* start INPUT RECORDS *

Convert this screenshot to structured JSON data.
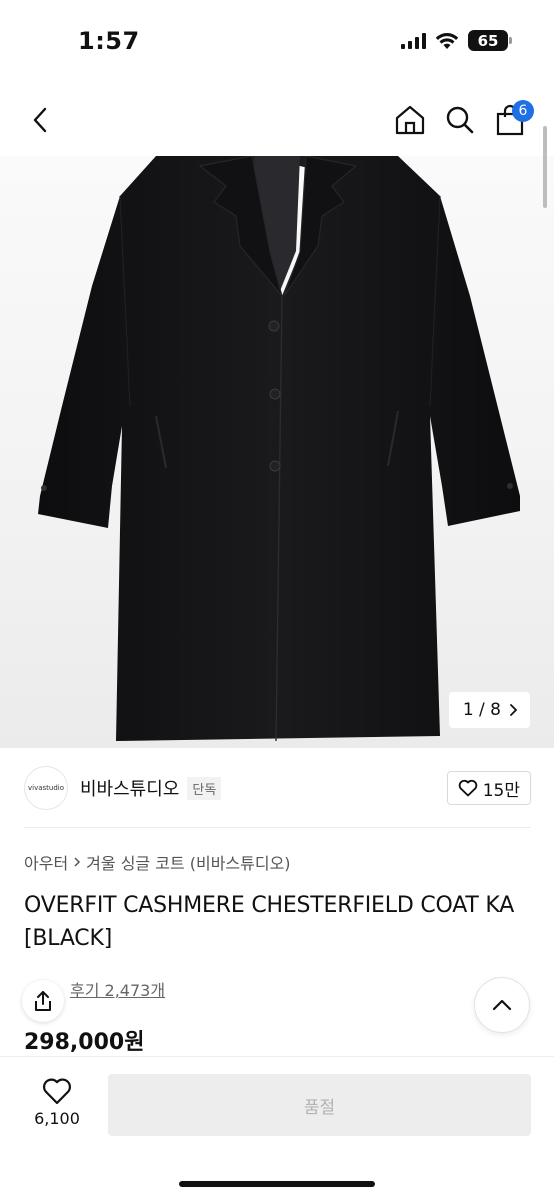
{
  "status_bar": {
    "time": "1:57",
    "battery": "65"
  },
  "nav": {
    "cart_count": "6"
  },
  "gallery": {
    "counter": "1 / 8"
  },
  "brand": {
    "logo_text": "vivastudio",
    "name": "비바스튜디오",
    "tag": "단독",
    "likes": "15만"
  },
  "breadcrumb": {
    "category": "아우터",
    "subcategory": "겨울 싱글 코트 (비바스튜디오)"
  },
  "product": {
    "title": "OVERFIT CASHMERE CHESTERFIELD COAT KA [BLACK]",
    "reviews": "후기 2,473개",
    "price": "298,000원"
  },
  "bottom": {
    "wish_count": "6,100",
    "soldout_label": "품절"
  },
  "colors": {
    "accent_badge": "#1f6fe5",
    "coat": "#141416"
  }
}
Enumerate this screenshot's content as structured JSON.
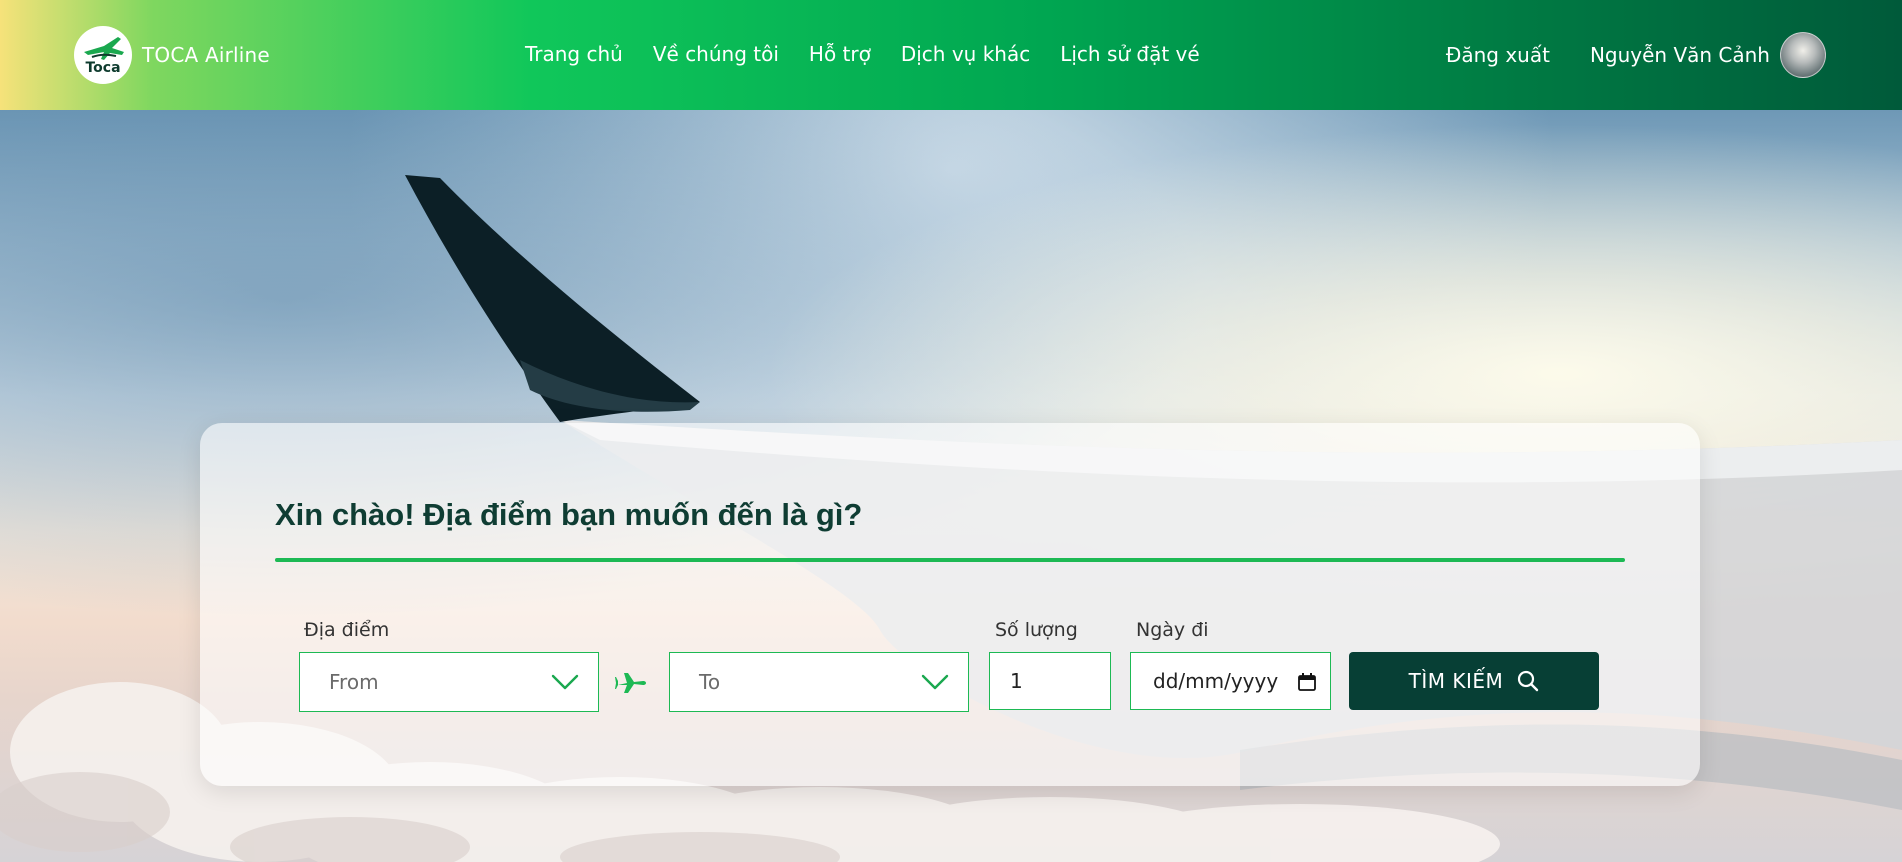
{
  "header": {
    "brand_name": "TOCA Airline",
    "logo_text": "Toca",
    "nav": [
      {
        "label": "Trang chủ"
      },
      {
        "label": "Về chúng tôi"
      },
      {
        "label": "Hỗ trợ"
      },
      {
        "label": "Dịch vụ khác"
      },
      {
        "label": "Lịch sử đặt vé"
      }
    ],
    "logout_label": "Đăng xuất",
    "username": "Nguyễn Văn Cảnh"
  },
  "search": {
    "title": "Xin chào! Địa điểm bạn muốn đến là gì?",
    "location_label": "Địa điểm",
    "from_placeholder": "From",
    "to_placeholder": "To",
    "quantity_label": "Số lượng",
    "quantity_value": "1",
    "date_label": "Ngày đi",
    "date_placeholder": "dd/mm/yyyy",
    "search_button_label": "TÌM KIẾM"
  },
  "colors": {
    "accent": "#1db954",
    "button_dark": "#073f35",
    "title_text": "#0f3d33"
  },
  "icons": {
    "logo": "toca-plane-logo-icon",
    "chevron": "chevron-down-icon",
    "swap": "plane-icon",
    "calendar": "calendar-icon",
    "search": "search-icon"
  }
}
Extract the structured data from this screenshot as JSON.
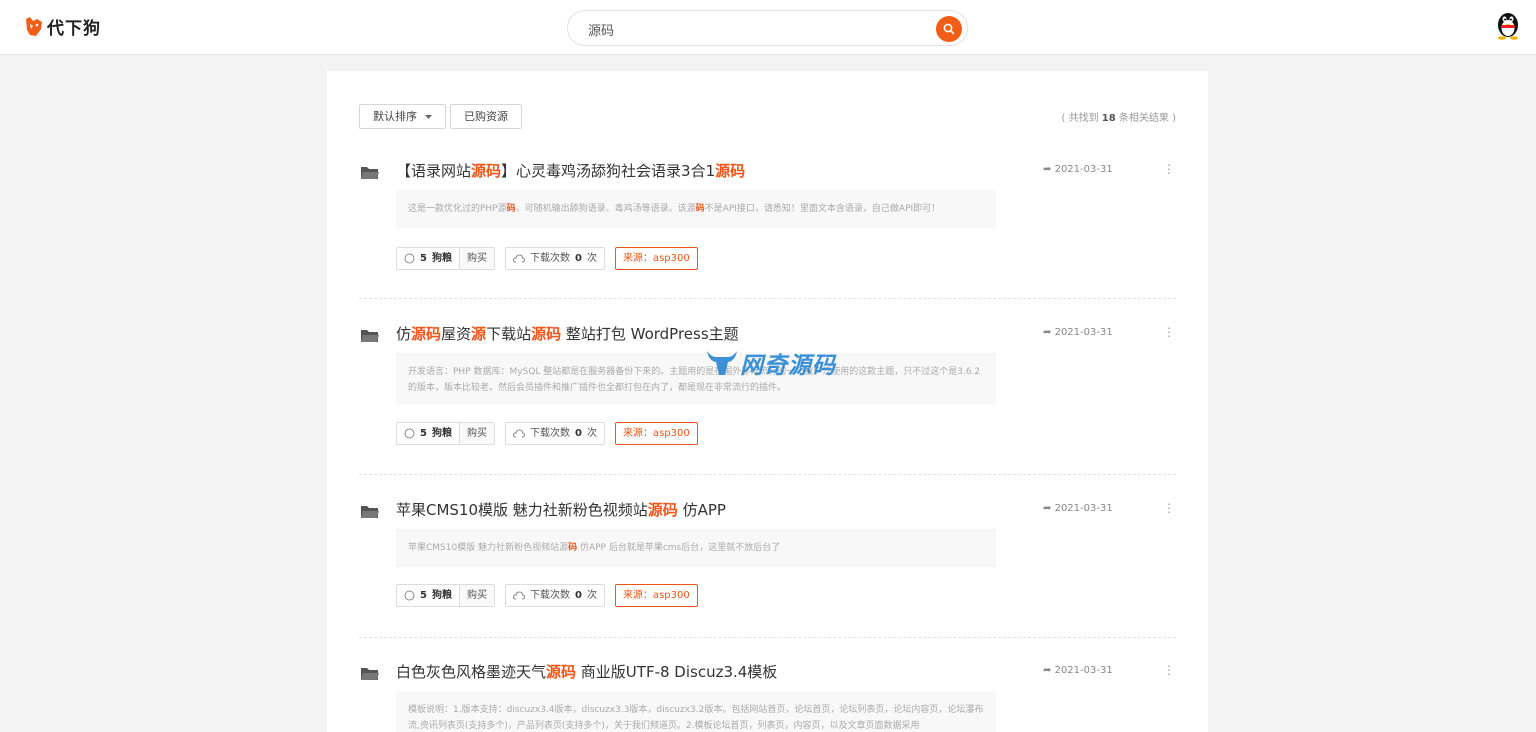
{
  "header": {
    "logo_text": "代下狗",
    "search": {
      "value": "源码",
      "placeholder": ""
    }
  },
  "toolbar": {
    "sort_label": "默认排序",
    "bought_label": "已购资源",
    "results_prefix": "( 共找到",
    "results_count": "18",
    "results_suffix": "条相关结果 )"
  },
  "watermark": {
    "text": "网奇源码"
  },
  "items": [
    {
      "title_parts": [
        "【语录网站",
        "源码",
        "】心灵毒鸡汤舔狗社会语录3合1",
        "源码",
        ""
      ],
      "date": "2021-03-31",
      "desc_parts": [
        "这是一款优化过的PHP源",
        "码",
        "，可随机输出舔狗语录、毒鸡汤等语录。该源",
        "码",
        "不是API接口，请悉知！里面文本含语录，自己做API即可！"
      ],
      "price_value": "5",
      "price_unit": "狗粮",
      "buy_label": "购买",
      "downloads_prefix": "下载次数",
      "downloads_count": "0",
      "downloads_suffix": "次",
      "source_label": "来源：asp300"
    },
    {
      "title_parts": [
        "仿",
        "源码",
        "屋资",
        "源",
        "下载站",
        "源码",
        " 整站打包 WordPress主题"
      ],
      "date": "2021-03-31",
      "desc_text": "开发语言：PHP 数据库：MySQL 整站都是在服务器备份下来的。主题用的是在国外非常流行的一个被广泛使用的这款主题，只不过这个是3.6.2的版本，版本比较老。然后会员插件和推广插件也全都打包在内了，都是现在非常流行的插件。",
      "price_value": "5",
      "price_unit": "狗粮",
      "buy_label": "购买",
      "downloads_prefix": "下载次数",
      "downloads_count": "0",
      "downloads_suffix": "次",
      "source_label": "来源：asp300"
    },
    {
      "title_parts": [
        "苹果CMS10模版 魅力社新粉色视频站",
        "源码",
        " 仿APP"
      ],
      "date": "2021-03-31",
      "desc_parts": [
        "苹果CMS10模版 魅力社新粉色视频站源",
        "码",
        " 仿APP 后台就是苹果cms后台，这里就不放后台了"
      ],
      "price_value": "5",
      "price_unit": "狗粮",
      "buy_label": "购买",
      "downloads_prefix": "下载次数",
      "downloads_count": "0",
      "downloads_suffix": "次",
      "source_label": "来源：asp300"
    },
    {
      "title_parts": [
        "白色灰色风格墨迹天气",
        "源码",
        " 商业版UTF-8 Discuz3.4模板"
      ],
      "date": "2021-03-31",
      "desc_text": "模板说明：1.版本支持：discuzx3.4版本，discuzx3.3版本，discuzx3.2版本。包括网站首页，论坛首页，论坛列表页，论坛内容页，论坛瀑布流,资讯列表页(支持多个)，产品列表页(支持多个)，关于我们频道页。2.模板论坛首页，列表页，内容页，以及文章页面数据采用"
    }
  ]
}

* end INPUT RECORDS *

THE EXERCISE:
Output all of the records exactly as they appear above, but not the pictures.

TASK OUTPUT:
Convert this screenshot to structured JSON data.
{
  "status_bar": {
    "time": "1:57",
    "battery": "65"
  },
  "nav": {
    "cart_count": "6"
  },
  "gallery": {
    "counter": "1 / 8"
  },
  "brand": {
    "logo_text": "vivastudio",
    "name": "비바스튜디오",
    "tag": "단독",
    "likes": "15만"
  },
  "breadcrumb": {
    "category": "아우터",
    "subcategory": "겨울 싱글 코트 (비바스튜디오)"
  },
  "product": {
    "title": "OVERFIT CASHMERE CHESTERFIELD COAT KA [BLACK]",
    "reviews": "후기 2,473개",
    "price": "298,000원"
  },
  "bottom": {
    "wish_count": "6,100",
    "soldout_label": "품절"
  },
  "colors": {
    "accent_badge": "#1f6fe5",
    "coat": "#141416"
  }
}
Enumerate this screenshot's content as structured JSON.
{
  "header": {
    "brand_name": "TOCA Airline",
    "logo_text": "Toca",
    "nav": [
      {
        "label": "Trang chủ"
      },
      {
        "label": "Về chúng tôi"
      },
      {
        "label": "Hỗ trợ"
      },
      {
        "label": "Dịch vụ khác"
      },
      {
        "label": "Lịch sử đặt vé"
      }
    ],
    "logout_label": "Đăng xuất",
    "username": "Nguyễn Văn Cảnh"
  },
  "search": {
    "title": "Xin chào! Địa điểm bạn muốn đến là gì?",
    "location_label": "Địa điểm",
    "from_placeholder": "From",
    "to_placeholder": "To",
    "quantity_label": "Số lượng",
    "quantity_value": "1",
    "date_label": "Ngày đi",
    "date_placeholder": "dd/mm/yyyy",
    "search_button_label": "TÌM KIẾM"
  },
  "colors": {
    "accent": "#1db954",
    "button_dark": "#073f35",
    "title_text": "#0f3d33"
  },
  "icons": {
    "logo": "toca-plane-logo-icon",
    "chevron": "chevron-down-icon",
    "swap": "plane-icon",
    "calendar": "calendar-icon",
    "search": "search-icon"
  }
}
Extract the structured data from this screenshot as JSON.
{
  "header": {
    "logo_text": "代下狗",
    "search": {
      "value": "源码",
      "placeholder": ""
    }
  },
  "toolbar": {
    "sort_label": "默认排序",
    "bought_label": "已购资源",
    "results_prefix": "( 共找到",
    "results_count": "18",
    "results_suffix": "条相关结果 )"
  },
  "watermark": {
    "text": "网奇源码"
  },
  "items": [
    {
      "title_parts": [
        "【语录网站",
        "源码",
        "】心灵毒鸡汤舔狗社会语录3合1",
        "源码",
        ""
      ],
      "date": "2021-03-31",
      "desc_parts": [
        "这是一款优化过的PHP源",
        "码",
        "，可随机输出舔狗语录、毒鸡汤等语录。该源",
        "码",
        "不是API接口，请悉知！里面文本含语录，自己做API即可！"
      ],
      "price_value": "5",
      "price_unit": "狗粮",
      "buy_label": "购买",
      "downloads_prefix": "下载次数",
      "downloads_count": "0",
      "downloads_suffix": "次",
      "source_label": "来源：asp300"
    },
    {
      "title_parts": [
        "仿",
        "源码",
        "屋资",
        "源",
        "下载站",
        "源码",
        " 整站打包 WordPress主题"
      ],
      "date": "2021-03-31",
      "desc_text": "开发语言：PHP 数据库：MySQL 整站都是在服务器备份下来的。主题用的是在国外非常流行的一个被广泛使用的这款主题，只不过这个是3.6.2的版本，版本比较老。然后会员插件和推广插件也全都打包在内了，都是现在非常流行的插件。",
      "price_value": "5",
      "price_unit": "狗粮",
      "buy_label": "购买",
      "downloads_prefix": "下载次数",
      "downloads_count": "0",
      "downloads_suffix": "次",
      "source_label": "来源：asp300"
    },
    {
      "title_parts": [
        "苹果CMS10模版 魅力社新粉色视频站",
        "源码",
        " 仿APP"
      ],
      "date": "2021-03-31",
      "desc_parts": [
        "苹果CMS10模版 魅力社新粉色视频站源",
        "码",
        " 仿APP 后台就是苹果cms后台，这里就不放后台了"
      ],
      "price_value": "5",
      "price_unit": "狗粮",
      "buy_label": "购买",
      "downloads_prefix": "下载次数",
      "downloads_count": "0",
      "downloads_suffix": "次",
      "source_label": "来源：asp300"
    },
    {
      "title_parts": [
        "白色灰色风格墨迹天气",
        "源码",
        " 商业版UTF-8 Discuz3.4模板"
      ],
      "date": "2021-03-31",
      "desc_text": "模板说明：1.版本支持：discuzx3.4版本，discuzx3.3版本，discuzx3.2版本。包括网站首页，论坛首页，论坛列表页，论坛内容页，论坛瀑布流,资讯列表页(支持多个)，产品列表页(支持多个)，关于我们频道页。2.模板论坛首页，列表页，内容页，以及文章页面数据采用"
    }
  ]
}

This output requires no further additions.